Recorded data:
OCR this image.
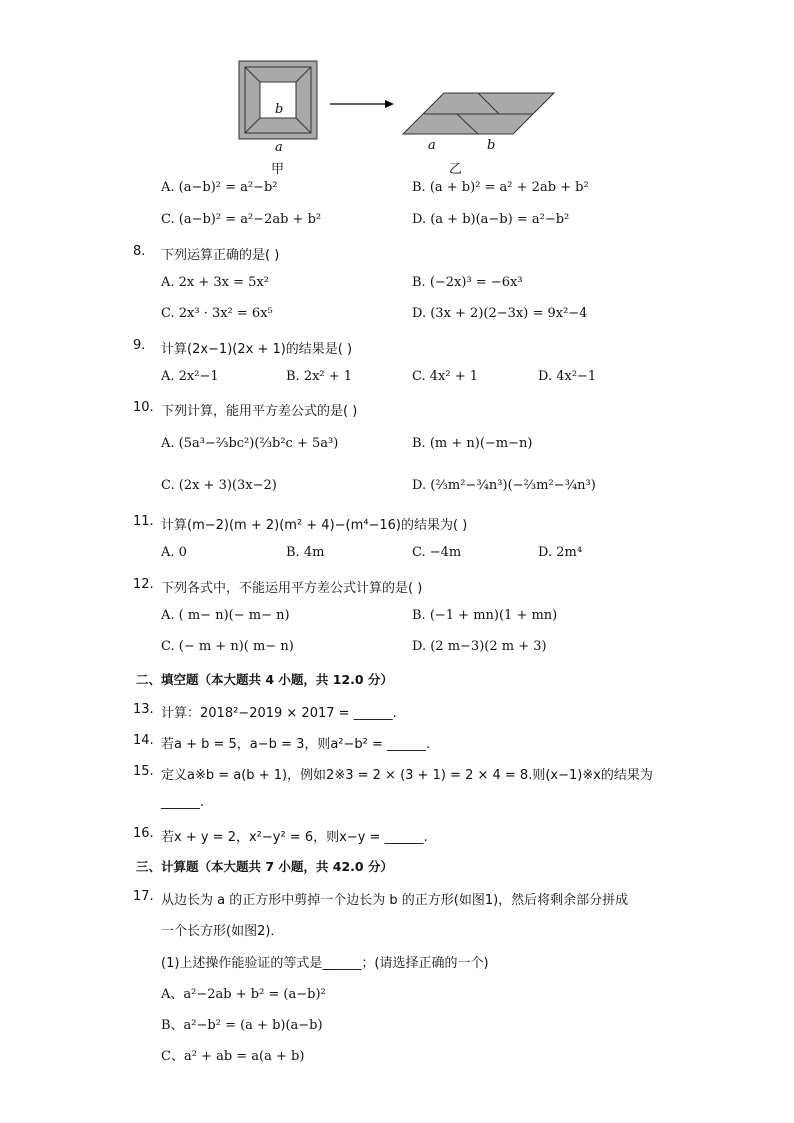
b
a
甲
a	b
乙
A. (a−b)² = a²−b²	B. (a + b)² = a² + 2ab + b²
C. (a−b)² = a²−2ab + b²	D. (a + b)(a−b) = a²−b²
8. 下列运算正确的是( )
A. 2x + 3x = 5x²	B. (−2x)³ = −6x³
C. 2x³ · 3x² = 6x⁵	D. (3x + 2)(2−3x) = 9x²−4
9. 计算(2x−1)(2x + 1)的结果是( )
A. 2x²−1	B. 2x² + 1	C. 4x² + 1	D. 4x²−1
10. 下列计算，能用平方差公式的是( )
A. (5a³−⅔bc²)(⅔b²c + 5a³)	B. (m + n)(−m−n)
C. (2x + 3)(3x−2)	D. (⅔m²−¾n³)(−⅔m²−¾n³)
11. 计算(m−2)(m + 2)(m² + 4)−(m⁴−16)的结果为( )
A. 0	B. 4m	C. −4m	D. 2m⁴
12. 下列各式中，不能运用平方差公式计算的是( )
A. ( m− n)(− m− n)	B. (−1 + mn)(1 + mn)
C. (− m + n)( m− n)	D. (2 m−3)(2 m + 3)
二、填空题（本大题共 4 小题，共 12.0 分）
13. 计算：2018²−2019 × 2017 = ______.
14. 若a + b = 5，a−b = 3，则a²−b² = ______.
15. 定义a※b = a(b + 1)，例如2※3 = 2 × (3 + 1) = 2 × 4 = 8.则(x−1)※x的结果为
______.
16. 若x + y = 2，x²−y² = 6，则x−y = ______.
三、计算题（本大题共 7 小题，共 42.0 分）
17. 从边长为 a 的正方形中剪掉一个边长为 b 的正方形(如图1)，然后将剩余部分拼成
一个长方形(如图2)．
(1)上述操作能验证的等式是______；(请选择正确的一个)
A、a²−2ab + b² = (a−b)²
B、a²−b² = (a + b)(a−b)
C、a² + ab = a(a + b)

TASK TO CARRY OUT: Set down the material above as is, without any pictures.

FINISHED TASK:
OCR this image.
b
a
甲
a	b
乙
A. (a−b)² = a²−b²	B. (a + b)² = a² + 2ab + b²
C. (a−b)² = a²−2ab + b²	D. (a + b)(a−b) = a²−b²
8. 下列运算正确的是( )
A. 2x + 3x = 5x²	B. (−2x)³ = −6x³
C. 2x³ · 3x² = 6x⁵	D. (3x + 2)(2−3x) = 9x²−4
9. 计算(2x−1)(2x + 1)的结果是( )
A. 2x²−1	B. 2x² + 1	C. 4x² + 1	D. 4x²−1
10. 下列计算，能用平方差公式的是( )
A. (5a³−⅔bc²)(⅔b²c + 5a³)	B. (m + n)(−m−n)
C. (2x + 3)(3x−2)	D. (⅔m²−¾n³)(−⅔m²−¾n³)
11. 计算(m−2)(m + 2)(m² + 4)−(m⁴−16)的结果为( )
A. 0	B. 4m	C. −4m	D. 2m⁴
12. 下列各式中，不能运用平方差公式计算的是( )
A. ( m− n)(− m− n)	B. (−1 + mn)(1 + mn)
C. (− m + n)( m− n)	D. (2 m−3)(2 m + 3)
二、填空题（本大题共 4 小题，共 12.0 分）
13. 计算：2018²−2019 × 2017 = ______.
14. 若a + b = 5，a−b = 3，则a²−b² = ______.
15. 定义a※b = a(b + 1)，例如2※3 = 2 × (3 + 1) = 2 × 4 = 8.则(x−1)※x的结果为
______.
16. 若x + y = 2，x²−y² = 6，则x−y = ______.
三、计算题（本大题共 7 小题，共 42.0 分）
17. 从边长为 a 的正方形中剪掉一个边长为 b 的正方形(如图1)，然后将剩余部分拼成
一个长方形(如图2)．
(1)上述操作能验证的等式是______；(请选择正确的一个)
A、a²−2ab + b² = (a−b)²
B、a²−b² = (a + b)(a−b)
C、a² + ab = a(a + b)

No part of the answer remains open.